**Work to be completed:** Pick out the lines below that contain the string "months" and copy them all.

**Given information:**

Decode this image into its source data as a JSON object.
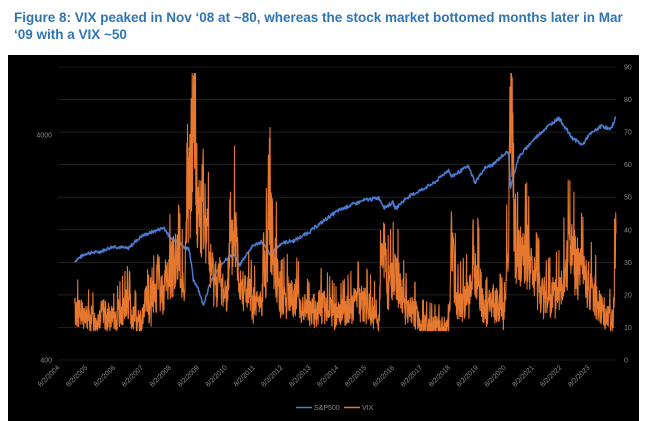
{
  "title": "Figure 8: VIX peaked in Nov ‘08 at ~80, whereas the stock market bottomed months later in Mar ‘09 with a VIX ~50",
  "chart_data": {
    "type": "line",
    "title": "Figure 8: VIX peaked in Nov ‘08 at ~80, whereas the stock market bottomed months later in Mar ‘09 with a VIX ~50",
    "x_tick_labels": [
      "8/2/2004",
      "8/2/2005",
      "8/2/2006",
      "8/2/2007",
      "8/2/2008",
      "8/2/2009",
      "8/2/2010",
      "8/2/2011",
      "8/2/2012",
      "8/2/2013",
      "8/2/2014",
      "8/2/2015",
      "8/2/2016",
      "8/2/2017",
      "8/2/2018",
      "8/2/2019",
      "8/2/2020",
      "8/2/2021",
      "8/2/2022",
      "8/2/2023"
    ],
    "x_range": [
      2004.0,
      2024.0
    ],
    "left_axis": {
      "scale": "log",
      "range": [
        400,
        8000
      ],
      "tick_labels": [
        "400",
        "4000"
      ],
      "tick_values": [
        400,
        4000
      ]
    },
    "right_axis": {
      "scale": "linear",
      "range": [
        0,
        90
      ],
      "tick_labels": [
        "0",
        "10",
        "20",
        "30",
        "40",
        "50",
        "60",
        "70",
        "80",
        "90"
      ],
      "tick_values": [
        0,
        10,
        20,
        30,
        40,
        50,
        60,
        70,
        80,
        90
      ]
    },
    "grid": true,
    "legend_position": "bottom-center",
    "colors": {
      "sp500": "#4a7bd0",
      "vix": "#e6772e",
      "grid": "#333333",
      "tick": "#8a8a8a"
    },
    "series": [
      {
        "name": "S&P500",
        "axis": "left",
        "x": [
          2004.6,
          2005.0,
          2005.5,
          2006.0,
          2006.5,
          2007.0,
          2007.5,
          2007.8,
          2008.0,
          2008.3,
          2008.5,
          2008.7,
          2008.85,
          2009.0,
          2009.2,
          2009.5,
          2010.0,
          2010.3,
          2010.5,
          2010.8,
          2011.0,
          2011.3,
          2011.6,
          2011.8,
          2012.0,
          2012.5,
          2013.0,
          2013.5,
          2014.0,
          2014.5,
          2015.0,
          2015.5,
          2015.7,
          2016.0,
          2016.1,
          2016.5,
          2017.0,
          2017.5,
          2018.0,
          2018.1,
          2018.5,
          2018.7,
          2018.95,
          2019.3,
          2019.6,
          2020.0,
          2020.15,
          2020.22,
          2020.5,
          2021.0,
          2021.5,
          2021.95,
          2022.4,
          2022.8,
          2023.0,
          2023.5,
          2023.8,
          2024.0
        ],
        "y": [
          1100,
          1190,
          1210,
          1280,
          1250,
          1420,
          1500,
          1550,
          1400,
          1350,
          1270,
          1250,
          900,
          850,
          700,
          900,
          1120,
          1180,
          1050,
          1200,
          1290,
          1340,
          1170,
          1240,
          1320,
          1360,
          1480,
          1650,
          1830,
          1950,
          2050,
          2100,
          1900,
          2000,
          1880,
          2100,
          2270,
          2450,
          2800,
          2600,
          2800,
          2900,
          2450,
          2850,
          2950,
          3300,
          3350,
          2300,
          3150,
          3750,
          4300,
          4750,
          3900,
          3600,
          3950,
          4400,
          4200,
          4800
        ]
      },
      {
        "name": "VIX",
        "axis": "right",
        "x": [
          2004.6,
          2004.8,
          2005.0,
          2005.3,
          2005.6,
          2005.8,
          2006.0,
          2006.4,
          2006.5,
          2006.8,
          2007.0,
          2007.15,
          2007.3,
          2007.6,
          2007.7,
          2007.9,
          2008.0,
          2008.2,
          2008.5,
          2008.75,
          2008.88,
          2009.0,
          2009.2,
          2009.5,
          2009.8,
          2010.0,
          2010.35,
          2010.5,
          2010.8,
          2011.0,
          2011.3,
          2011.6,
          2011.8,
          2012.0,
          2012.4,
          2012.8,
          2013.0,
          2013.5,
          2014.0,
          2014.5,
          2014.8,
          2015.0,
          2015.5,
          2015.65,
          2015.8,
          2016.1,
          2016.5,
          2016.8,
          2017.0,
          2017.5,
          2018.0,
          2018.1,
          2018.3,
          2018.8,
          2018.95,
          2019.3,
          2019.6,
          2020.0,
          2020.15,
          2020.22,
          2020.4,
          2020.8,
          2021.0,
          2021.5,
          2022.0,
          2022.3,
          2022.8,
          2023.2,
          2023.6,
          2023.9,
          2024.0
        ],
        "y": [
          15,
          14,
          13,
          12,
          14,
          13,
          12,
          16,
          17,
          12,
          11,
          18,
          14,
          25,
          20,
          25,
          26,
          32,
          22,
          58,
          80,
          45,
          48,
          26,
          24,
          20,
          40,
          26,
          20,
          17,
          17,
          42,
          30,
          18,
          20,
          16,
          14,
          17,
          13,
          16,
          18,
          17,
          13,
          40,
          22,
          26,
          15,
          14,
          11,
          10,
          10,
          37,
          17,
          20,
          30,
          14,
          18,
          14,
          40,
          82,
          30,
          32,
          25,
          18,
          20,
          33,
          26,
          20,
          14,
          12,
          39
        ]
      }
    ]
  }
}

**Final answer:**
  "title": "Figure 8: VIX peaked in Nov ‘08 at ~80, whereas the stock market bottomed months later in Mar ‘09 with a VIX ~50",
    "title": "Figure 8: VIX peaked in Nov ‘08 at ~80, whereas the stock market bottomed months later in Mar ‘09 with a VIX ~50",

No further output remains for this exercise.